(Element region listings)
_____
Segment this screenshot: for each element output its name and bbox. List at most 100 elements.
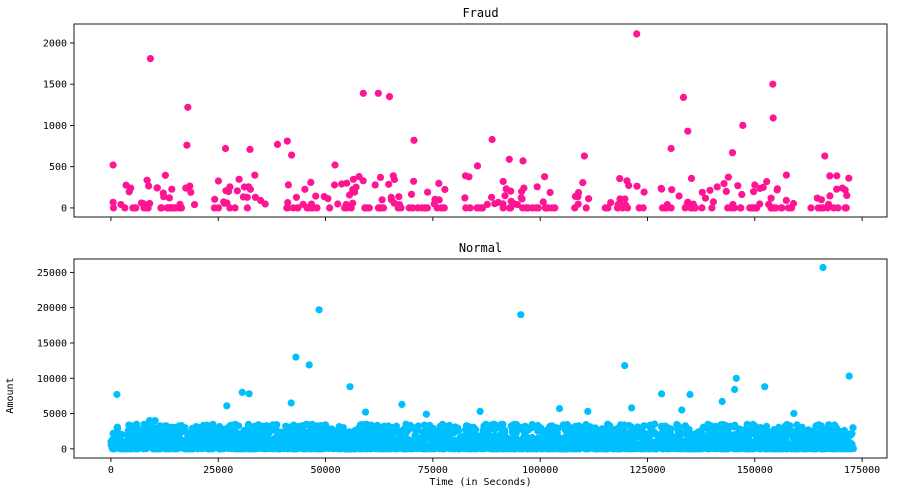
x-tick-label: 25000 <box>203 465 233 476</box>
data-point <box>251 193 259 201</box>
data-point <box>109 429 117 437</box>
data-point <box>340 437 348 445</box>
data-point <box>610 445 619 453</box>
data-point <box>379 432 387 440</box>
data-point <box>374 204 382 212</box>
data-point <box>750 188 758 196</box>
data-point <box>730 422 738 431</box>
data-point <box>186 182 194 190</box>
data-point <box>452 444 461 452</box>
data-point <box>467 436 475 444</box>
data-point <box>145 417 154 425</box>
data-point <box>818 444 826 452</box>
data-point <box>265 423 273 431</box>
data-point <box>708 204 716 212</box>
data-point <box>545 445 553 453</box>
fraud-points <box>109 30 853 212</box>
data-point <box>212 444 220 452</box>
data-point <box>335 444 343 452</box>
data-point <box>243 204 251 212</box>
data-point <box>132 204 140 212</box>
y-tick-label: 10000 <box>37 374 67 385</box>
normal-chart-title: Normal <box>459 241 502 255</box>
data-point <box>684 198 692 206</box>
data-point <box>720 180 728 188</box>
data-point <box>377 425 385 433</box>
data-point <box>584 407 592 415</box>
data-point <box>152 436 160 444</box>
data-point <box>811 429 819 437</box>
data-point <box>749 204 757 212</box>
data-point <box>555 405 564 413</box>
data-point <box>769 204 778 212</box>
data-point <box>323 426 331 434</box>
data-point <box>817 437 826 445</box>
data-point <box>686 390 694 399</box>
data-point <box>195 442 203 450</box>
data-point <box>140 420 148 428</box>
data-point <box>793 421 801 429</box>
data-point <box>118 438 126 446</box>
data-point <box>397 204 405 212</box>
data-point <box>240 426 248 434</box>
fraud-x-axis <box>110 217 863 221</box>
data-point <box>751 181 759 189</box>
data-point <box>114 444 122 452</box>
data-point <box>167 423 176 431</box>
data-point <box>246 185 254 193</box>
data-point <box>161 422 169 430</box>
data-point <box>121 204 129 212</box>
data-point <box>724 204 732 212</box>
data-point <box>187 188 195 196</box>
data-point <box>284 204 292 212</box>
y-tick-label: 20000 <box>37 303 67 314</box>
data-point <box>216 422 224 431</box>
data-point <box>232 428 240 436</box>
data-point <box>840 426 849 435</box>
normal-panel: Normal 0 25000 50000 75000 100000 125000 15000… <box>5 241 888 488</box>
data-point <box>292 353 300 361</box>
data-point <box>238 388 246 396</box>
data-point <box>675 192 683 200</box>
data-point <box>307 178 315 186</box>
data-point <box>226 438 234 446</box>
data-point <box>713 438 721 446</box>
data-point <box>287 399 295 407</box>
data-point <box>460 433 468 441</box>
data-point <box>610 439 618 447</box>
data-point <box>179 427 188 436</box>
data-point <box>849 424 857 432</box>
data-point <box>330 181 339 189</box>
data-point <box>499 177 507 186</box>
data-point <box>137 199 145 207</box>
data-point <box>223 199 231 207</box>
data-point <box>160 435 168 443</box>
data-point <box>846 440 854 448</box>
data-point <box>419 428 427 436</box>
data-point <box>571 433 579 441</box>
data-point <box>159 189 167 197</box>
data-point <box>528 420 536 429</box>
data-point <box>802 445 811 453</box>
data-point <box>582 204 590 212</box>
data-point <box>330 435 338 443</box>
x-axis-label: Time (in Seconds) <box>429 477 531 488</box>
data-point <box>621 195 629 203</box>
data-point <box>440 204 448 212</box>
data-point <box>361 432 369 441</box>
data-point <box>838 184 847 192</box>
data-point <box>845 174 853 182</box>
normal-points <box>107 263 858 453</box>
data-point <box>305 421 313 429</box>
x-tick-label: 0 <box>108 465 114 476</box>
data-point <box>243 193 251 201</box>
data-point <box>756 200 764 208</box>
data-point <box>541 173 549 181</box>
data-point <box>839 445 847 453</box>
data-point <box>491 200 499 208</box>
data-point <box>444 424 452 432</box>
fraud-panel: Fraud 0 500 1000 1500 2000 <box>43 6 888 221</box>
data-point <box>747 439 756 447</box>
data-point <box>574 200 582 208</box>
data-point <box>548 204 556 212</box>
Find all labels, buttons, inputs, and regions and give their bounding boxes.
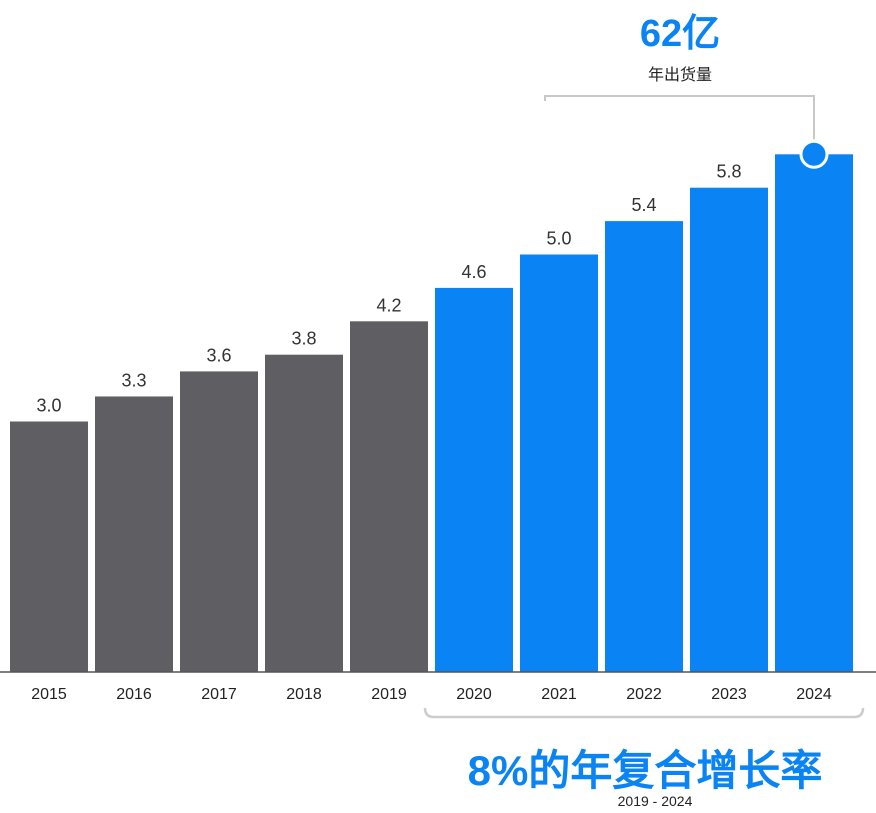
bar-2019 — [350, 321, 428, 672]
x-tick-label-2015: 2015 — [31, 686, 67, 703]
callout-marker — [799, 139, 829, 169]
data-label-2020: 4.6 — [461, 262, 486, 282]
x-tick-label-2022: 2022 — [626, 686, 662, 703]
data-label-2022: 5.4 — [631, 195, 656, 215]
data-label-2019: 4.2 — [376, 295, 401, 315]
x-tick-label-2018: 2018 — [286, 686, 322, 703]
x-tick-label-2020: 2020 — [456, 686, 492, 703]
data-label-2021: 5.0 — [546, 229, 571, 249]
cagr-period: 2019 - 2024 — [618, 793, 693, 809]
bar-2022 — [605, 221, 683, 672]
bar-2023 — [690, 187, 768, 672]
x-tick-label-2019: 2019 — [371, 686, 407, 703]
bar-2017 — [180, 371, 258, 672]
cagr-text: 8%的年复合增长率 — [468, 747, 823, 794]
callout-connector — [544, 95, 815, 140]
callout-value: 62亿 — [640, 13, 720, 55]
x-tick-label-2021: 2021 — [541, 686, 577, 703]
bar-2018 — [265, 354, 343, 672]
x-axis-tick-labels: 2015 2016 2017 2018 2019 2020 2021 2022 2023 2024 — [31, 686, 832, 703]
x-tick-label-2023: 2023 — [711, 686, 747, 703]
data-label-2016: 3.3 — [121, 370, 146, 390]
data-label-2023: 5.8 — [716, 162, 741, 182]
cagr-annotation: 8%的年复合增长率 2019 - 2024 — [423, 707, 865, 809]
data-label-2015: 3.0 — [36, 396, 61, 416]
data-labels-group: 3.0 3.3 3.6 3.8 4.2 4.6 5.0 5.4 5.8 — [36, 162, 741, 416]
x-tick-label-2024: 2024 — [796, 686, 832, 703]
bar-2020 — [435, 287, 513, 672]
callout: 62亿 年出货量 — [544, 13, 829, 169]
x-tick-label-2017: 2017 — [201, 686, 237, 703]
cagr-bracket — [423, 707, 865, 719]
bar-2021 — [520, 254, 598, 672]
bar-2015 — [10, 421, 88, 672]
bars-group — [10, 154, 853, 673]
x-tick-label-2016: 2016 — [116, 686, 152, 703]
data-label-2017: 3.6 — [206, 345, 231, 365]
bar-2016 — [95, 396, 173, 672]
bar-2024 — [775, 154, 853, 673]
callout-label: 年出货量 — [648, 66, 712, 84]
data-label-2018: 3.8 — [291, 329, 316, 349]
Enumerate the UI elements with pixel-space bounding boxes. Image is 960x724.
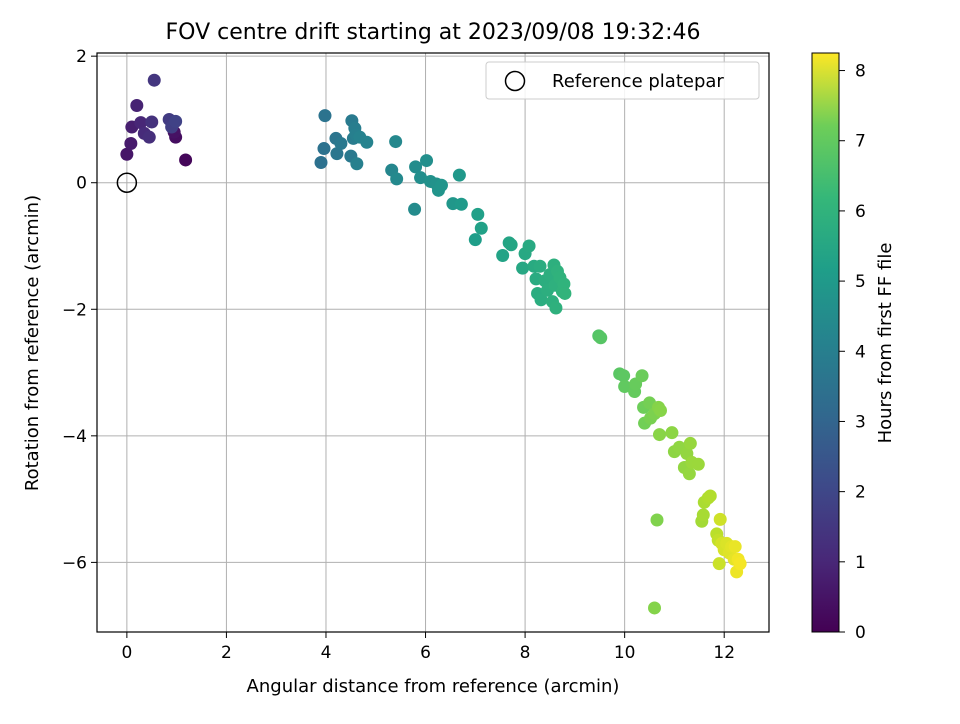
data-point: [558, 286, 572, 300]
colorbar-label: Hours from first FF file: [875, 243, 896, 444]
y-axis-ticks: −6 −4 −2 0 2: [62, 47, 97, 573]
x-tick-label: 4: [321, 643, 332, 663]
data-point: [665, 426, 679, 440]
x-tick-label: 6: [420, 643, 431, 663]
data-point: [533, 259, 547, 273]
data-point: [390, 172, 404, 186]
reference-platepar-marker: [116, 172, 138, 193]
data-point: [703, 489, 717, 503]
data-point: [683, 436, 697, 450]
data-point: [733, 557, 747, 571]
x-tick-label: 10: [614, 643, 636, 663]
colorbar-tick-label: 0: [855, 623, 866, 643]
colorbar-tick-label: 2: [855, 483, 866, 503]
x-tick-label: 8: [520, 643, 531, 663]
data-point: [317, 142, 331, 156]
data-point: [409, 160, 423, 174]
data-point: [549, 301, 563, 315]
data-point: [557, 277, 571, 291]
colorbar-ticks: 0 1 2 3 4 5 6 7 8: [839, 62, 866, 643]
data-point: [653, 404, 667, 418]
data-point: [468, 233, 482, 247]
colorbar-tick-label: 4: [855, 342, 866, 362]
data-point: [169, 114, 183, 128]
data-point: [594, 331, 608, 345]
colorbar-tick-label: 5: [855, 272, 866, 292]
data-point: [618, 379, 632, 393]
data-point: [120, 147, 134, 161]
data-point: [389, 135, 403, 149]
colorbar-tick-label: 1: [855, 553, 866, 573]
y-tick-label: −6: [62, 553, 87, 573]
data-point: [130, 99, 144, 113]
colorbar: 0 1 2 3 4 5 6 7 8 Hours from first FF file: [811, 52, 896, 643]
y-tick-label: −4: [62, 427, 87, 447]
data-point: [334, 136, 348, 150]
data-point: [471, 207, 485, 221]
data-point: [420, 154, 434, 168]
data-point: [474, 221, 488, 235]
data-points: [116, 73, 747, 615]
x-tick-label: 2: [221, 643, 232, 663]
data-point: [713, 512, 727, 526]
data-point: [360, 135, 374, 149]
data-point: [728, 540, 742, 554]
data-point: [330, 147, 344, 161]
data-point: [682, 467, 696, 481]
y-axis-label: Rotation from reference (arcmin): [22, 195, 43, 491]
data-point: [314, 155, 328, 169]
colorbar-tick-label: 3: [855, 412, 866, 432]
plot-frame: [96, 52, 770, 633]
legend-reference-marker: [504, 70, 526, 92]
data-point: [635, 369, 649, 383]
data-point: [408, 202, 422, 216]
data-point: [712, 557, 726, 571]
colorbar-gradient: [811, 52, 840, 633]
colorbar-tick-label: 7: [855, 132, 866, 152]
x-tick-label: 12: [713, 643, 735, 663]
data-point: [534, 293, 548, 307]
x-tick-label: 0: [121, 643, 132, 663]
data-point: [617, 369, 631, 383]
data-point: [134, 116, 148, 130]
data-point: [145, 115, 159, 129]
x-axis-ticks: 0 2 4 6 8 10 12: [121, 632, 735, 663]
chart-title: FOV centre drift starting at 2023/09/08 …: [166, 20, 701, 45]
data-point: [516, 261, 530, 275]
data-point: [452, 168, 466, 182]
data-point: [124, 136, 138, 150]
legend-label: Reference platepar: [552, 71, 724, 92]
grid-lines: [97, 53, 769, 632]
data-point: [691, 457, 705, 471]
data-point: [350, 157, 364, 171]
data-point: [696, 508, 710, 522]
data-point: [142, 130, 156, 144]
legend: Reference platepar: [485, 61, 760, 100]
data-point: [522, 239, 536, 253]
data-point: [504, 238, 518, 252]
data-point: [434, 178, 448, 192]
data-point: [652, 428, 666, 442]
data-point: [179, 153, 193, 167]
data-point: [496, 248, 510, 262]
data-point: [648, 601, 662, 615]
y-tick-label: 2: [76, 47, 87, 67]
x-axis-label: Angular distance from reference (arcmin): [247, 676, 620, 697]
legend-box: [485, 61, 760, 100]
data-point: [318, 109, 332, 123]
data-point: [147, 73, 161, 87]
colorbar-tick-label: 8: [855, 62, 866, 82]
data-point: [454, 197, 468, 211]
data-point: [650, 513, 664, 527]
y-tick-label: −2: [62, 300, 87, 320]
y-tick-label: 0: [76, 174, 87, 194]
data-point: [414, 171, 428, 185]
colorbar-tick-label: 6: [855, 202, 866, 222]
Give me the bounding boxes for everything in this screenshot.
_____
* What to do *
Repeat the records above word for word, starting at the line containing "data-point: [558, 286, 572, 300]" and ending at the line containing "data-point: [728, 540, 742, 554]", with both of those lines included.

* Completed task *
data-point: [558, 286, 572, 300]
colorbar-label: Hours from first FF file: [875, 243, 896, 444]
y-axis-ticks: −6 −4 −2 0 2: [62, 47, 97, 573]
x-tick-label: 4: [321, 643, 332, 663]
data-point: [665, 426, 679, 440]
x-tick-label: 6: [420, 643, 431, 663]
data-point: [533, 259, 547, 273]
data-point: [390, 172, 404, 186]
reference-platepar-marker: [116, 172, 138, 193]
data-point: [703, 489, 717, 503]
data-point: [683, 436, 697, 450]
data-point: [733, 557, 747, 571]
x-tick-label: 10: [614, 643, 636, 663]
colorbar-tick-label: 0: [855, 623, 866, 643]
colorbar-tick-label: 2: [855, 483, 866, 503]
x-tick-label: 8: [520, 643, 531, 663]
data-point: [317, 142, 331, 156]
data-point: [409, 160, 423, 174]
data-point: [549, 301, 563, 315]
data-point: [557, 277, 571, 291]
colorbar-ticks: 0 1 2 3 4 5 6 7 8: [839, 62, 866, 643]
data-point: [653, 404, 667, 418]
data-point: [468, 233, 482, 247]
colorbar-tick-label: 4: [855, 342, 866, 362]
data-point: [169, 114, 183, 128]
data-point: [594, 331, 608, 345]
colorbar-tick-label: 5: [855, 272, 866, 292]
data-point: [618, 379, 632, 393]
data-point: [120, 147, 134, 161]
data-point: [389, 135, 403, 149]
colorbar-tick-label: 1: [855, 553, 866, 573]
y-tick-label: −6: [62, 553, 87, 573]
data-point: [130, 99, 144, 113]
colorbar: 0 1 2 3 4 5 6 7 8 Hours from first FF file: [811, 52, 896, 643]
y-tick-label: −4: [62, 427, 87, 447]
data-point: [334, 136, 348, 150]
data-point: [471, 207, 485, 221]
data-point: [420, 154, 434, 168]
data-point: [474, 221, 488, 235]
data-points: [116, 73, 747, 615]
x-tick-label: 2: [221, 643, 232, 663]
data-point: [713, 512, 727, 526]
data-point: [360, 135, 374, 149]
data-point: [728, 540, 742, 554]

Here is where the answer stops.